Second in Misogyny: How Sexism Pervades J.D. Vance’s Worldview

Updated:
Posted in: Politics

The misogyny of Donald Trump is hard to miss. From openly bragging about being able to sexually assault women because he is a celebrity to being held liable by a jury for raping E. Jean Carroll to talking about women in every context in degrading and dehumanizing terms. And while in the White House and on the campaign trail for the 2024 presidential election, Trump has supported a range of laws and policies that are harmful to women. These are, of course, not unrelated facts. Men who hold sexist attitudes about women behave in ways that reflect and reinforce those ideas.

Trump’s running mate, Senator J.D. Vance (R-Ohio), also seems to think precious little of women, although the revelations so far do not involve allegations of assault. He’s more focused on the “childless cat ladies” who he fears have taken over the world. Maybe he won’t grab anyone by the pussy—let’s hope not—but make no mistake, he will insult women at every opportunity and push for a world in which women remain subordinate to men.

The brazen sexism of Trump and Vance stands in stark contrast to their opposition – presumptive Democratic nominee and current Vice President Kamala Harris. While they are bitterly complaining about the decline of patriarchy, Harris is energetically campaigning, fundraising, exciting young voters, and talking about actual issues and policies. Haven’t we seen this movie before?

### Recorded information

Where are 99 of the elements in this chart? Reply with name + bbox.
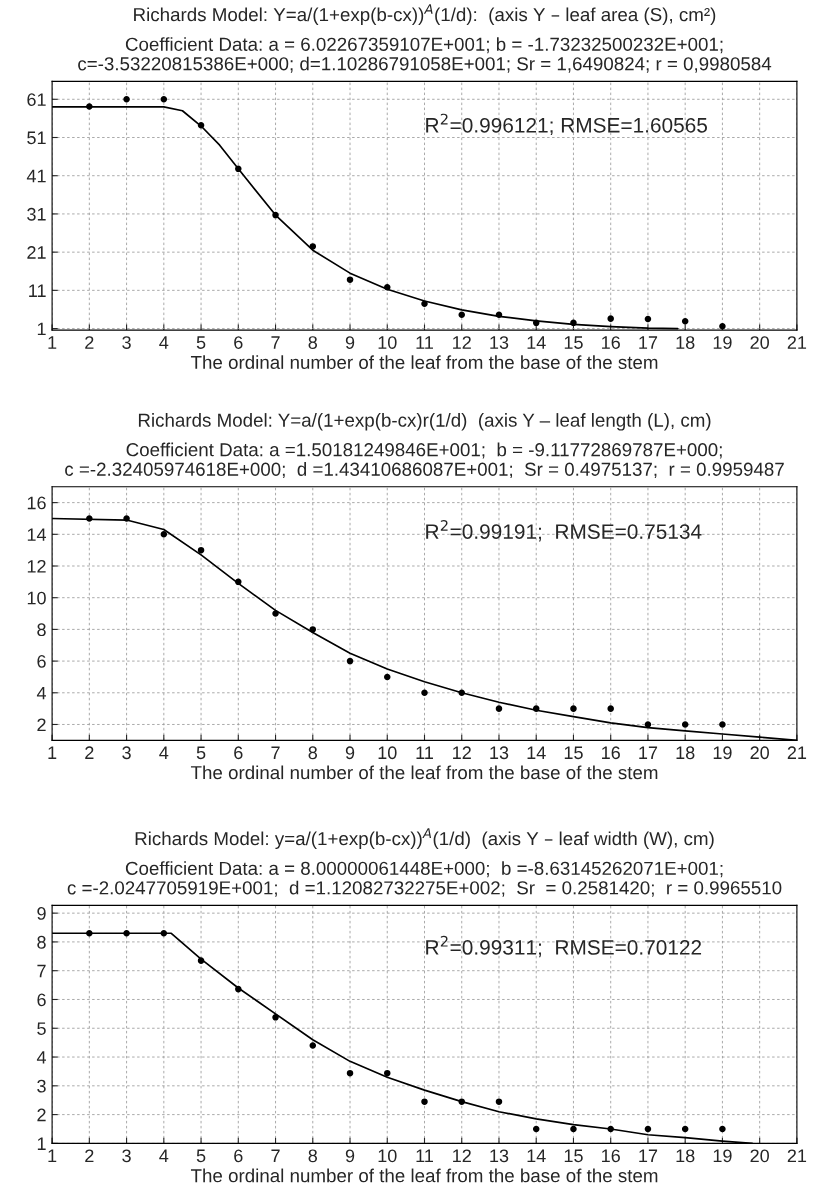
x-tick-label: 15 (564, 336, 583, 349)
x-tick-label: 11 (416, 746, 433, 759)
x-tick-label: 6 (234, 336, 243, 349)
x-tick-label: 15 (564, 746, 583, 760)
y-tick-label: 5 (37, 1022, 46, 1035)
chart-title: Richards Model: Y=a/(1+exp(b-cx)r(1/d) (axis Y – leaf length (L), cm) (138, 413, 711, 431)
chart-title: Richards Model: Y=a/(1+exp(b-cx))$^{A}$(1/d): (axis Y – leaf area (S), cm²) (134, 4, 716, 25)
x-tick-label: 21 (787, 746, 807, 759)
y-tick-label: 2 (37, 718, 46, 732)
annotation: R$^{2}$=0.996121; RMSE=1.60565 (426, 113, 708, 136)
x-tick-label: 3 (122, 746, 131, 760)
x-tick-label: 19 (713, 1149, 732, 1163)
x-tick-label: 10 (378, 1149, 397, 1163)
y-tick-label: 51 (27, 131, 46, 145)
y-tick-label: 4 (36, 686, 47, 700)
y-tick-label: 8 (37, 935, 46, 949)
x-tick-label: 1 (48, 746, 57, 759)
x-tick-label: 13 (490, 746, 509, 760)
x-tick-label: 20 (750, 1149, 769, 1163)
annotation: R$^{2}$=0.99191; RMSE=0.75134 (426, 519, 702, 542)
x-tick-label: 12 (453, 336, 471, 349)
x-axis-title: The ordinal number of the leaf from the base of the stem (190, 765, 658, 780)
annotation: R$^{2}$=0.99311; RMSE=0.70122 (426, 935, 702, 958)
x-tick-label: 11 (416, 336, 433, 349)
x-tick-label: 16 (602, 1149, 620, 1163)
x-tick-label: 6 (234, 1149, 243, 1163)
y-tick-label: 8 (37, 623, 46, 637)
x-tick-label: 10 (378, 746, 397, 760)
y-tick-label: 12 (27, 559, 46, 573)
x-tick-label: 6 (234, 746, 243, 760)
y-tick-label: 61 (27, 93, 46, 107)
x-tick-label: 7 (271, 746, 280, 759)
x-tick-label: 16 (602, 746, 620, 760)
x-tick-label: 20 (750, 746, 769, 760)
chart-subtitle: Coefficient Data: a = 6.02267359107E+001; b = -1.73232500232E+001; c=-3.53220815386E+000; d=1.10286791058E+001; Sr = 1,6490824; r = 0,9980584 (78, 37, 772, 73)
x-tick-label: 17 (639, 336, 658, 349)
x-tick-label: 11 (416, 1149, 433, 1163)
x-tick-label: 18 (676, 336, 695, 349)
y-tick-label: 10 (27, 591, 46, 605)
x-tick-label: 2 (85, 336, 94, 349)
x-tick-label: 2 (85, 1149, 94, 1163)
x-tick-label: 20 (750, 336, 769, 349)
x-tick-label: 18 (676, 746, 695, 760)
x-tick-label: 9 (345, 746, 355, 760)
x-tick-label: 17 (639, 746, 658, 759)
x-tick-label: 13 (490, 1149, 509, 1163)
x-tick-label: 21 (787, 1149, 807, 1163)
x-tick-label: 8 (308, 746, 318, 760)
x-tick-label: 9 (345, 336, 355, 349)
chart-title: Richards Model: y=a/(1+exp(b-cx))$^{A}$(1/d) (axis Y – leaf width (W), cm) (135, 828, 714, 849)
x-tick-label: 5 (196, 1149, 206, 1163)
y-tick-label: 6 (37, 655, 46, 668)
y-tick-label: 2 (37, 1108, 46, 1122)
y-tick-label: 41 (26, 169, 46, 183)
x-tick-label: 19 (713, 746, 732, 760)
x-tick-label: 18 (676, 1149, 695, 1163)
y-tick-label: 3 (37, 1079, 46, 1093)
chart-subtitle: Coefficient Data: a = 8.00000061448E+000; b =-8.63145262071E+001; c =-2.0247705919E+001; d =1.12082732275E+002; Sr = 0.2581420; r = 0.9965510 (67, 861, 782, 897)
x-tick-label: 5 (196, 746, 206, 760)
x-tick-label: 19 (713, 336, 732, 349)
y-tick-label: 11 (29, 284, 46, 297)
y-tick-label: 7 (37, 964, 46, 978)
x-tick-label: 3 (122, 1149, 131, 1163)
x-tick-label: 3 (122, 336, 131, 349)
x-tick-label: 14 (527, 336, 546, 349)
x-tick-label: 13 (490, 336, 509, 349)
y-tick-label: 14 (27, 528, 47, 541)
x-tick-label: 15 (564, 1149, 583, 1163)
x-axis-title: The ordinal number of the leaf from the base of the stem (190, 1168, 658, 1183)
x-tick-label: 14 (527, 1149, 546, 1163)
x-tick-label: 7 (271, 1149, 280, 1163)
x-tick-label: 4 (159, 1149, 169, 1163)
y-tick-label: 16 (27, 496, 46, 510)
x-tick-label: 4 (159, 746, 169, 759)
x-tick-label: 8 (308, 336, 318, 349)
x-tick-label: 16 (602, 336, 620, 349)
chart-subtitle: Coefficient Data: a =1.50181249846E+001; b = -9.11772869787E+000; c =-2.32405974618E+000; d =1.43410686087E+001; Sr = 0.4975137; r = 0.9959487 (65, 442, 784, 479)
x-tick-label: 2 (85, 746, 94, 759)
y-tick-label: 21 (27, 246, 46, 259)
y-tick-label: 6 (37, 993, 46, 1007)
x-tick-label: 12 (453, 1149, 471, 1163)
y-tick-label: 4 (36, 1051, 47, 1064)
x-tick-label: 4 (159, 336, 169, 349)
x-tick-label: 9 (345, 1149, 355, 1163)
x-tick-label: 7 (271, 336, 280, 349)
x-tick-label: 1 (48, 336, 57, 349)
y-tick-label: 9 (37, 907, 46, 920)
x-tick-label: 8 (308, 1149, 318, 1163)
y-tick-label: 31 (27, 207, 46, 221)
x-tick-label: 12 (453, 746, 471, 759)
y-tick-label: 1 (37, 1137, 46, 1150)
x-tick-label: 5 (196, 336, 206, 349)
x-axis-title: The ordinal number of the leaf from the base of the stem (190, 355, 658, 370)
x-tick-label: 1 (48, 1149, 57, 1163)
x-tick-label: 17 (639, 1149, 658, 1163)
x-tick-label: 21 (787, 336, 807, 349)
x-tick-label: 14 (527, 746, 546, 759)
x-tick-label: 10 (378, 336, 397, 349)
y-tick-label: 1 (37, 322, 46, 336)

### Instructions
**A)** Return the words of the article on J.D. Vance's sexism from "The brazen sexism" to "this movie before?", copied exactly.
**B)** The article on J.D. Vance's sexism calls Trump's degrading treatment of women and his support for policies harmful to women "not unrelated facts." Using the article's own reasoning, explain why in one to three sentences.
**C)** Extend the article on sexism in J.D. Vance's worldview, picking up after its final line.

### Per-task answers
**A)**
The brazen sexism of Trump and Vance stands in stark contrast to their opposition – presumptive Democratic nominee and current Vice President Kamala Harris. While they are bitterly complaining about the decline of patriarchy, Harris is energetically campaigning, fundraising, exciting young voters, and talking about actual issues and policies. Haven’t we seen this movie before?

**B)** The article holds that men with sexist attitudes toward women behave in ways that reflect and reinforce those attitudes. Trump's degrading talk about women and his support for laws and policies that harm them are therefore connected.

**C)**
When Secretary of State Hillary Rodham Clinton ran as the Democratic nominee against Republican nominee Donald Trump, pundits debated whether America was “ready” for a woman to be President. Now they debate: “Is America ready for a Black woman president?” In the 2016 campaign, as Clinton and Trump challenged each other’s character and fitness for office, there was a hefty dose of misogyny and sexism in Trump’s barrage of insults directed at Clinton, as well as by some of his supporters. When she debated effectively, he called her a “nasty woman” and questioned whether she had the “stamina” or “the look” to be the President. He criticized her for having a “shrill” voice and a laugh that “cackled.” And, even worse, she was “playing the woman card” to try to win the election, without which she couldn’t be elected as “dogcatcher.” His running mate in that election, Mike Pence (who was replaced this time around because the insurrectionists threatened to hang him for refusing to help overturn the election), exhorted the importance of “broad-shouldered leadership.” In other words, being a woman made her both unqualified to be President and also gave her an unfair advantage.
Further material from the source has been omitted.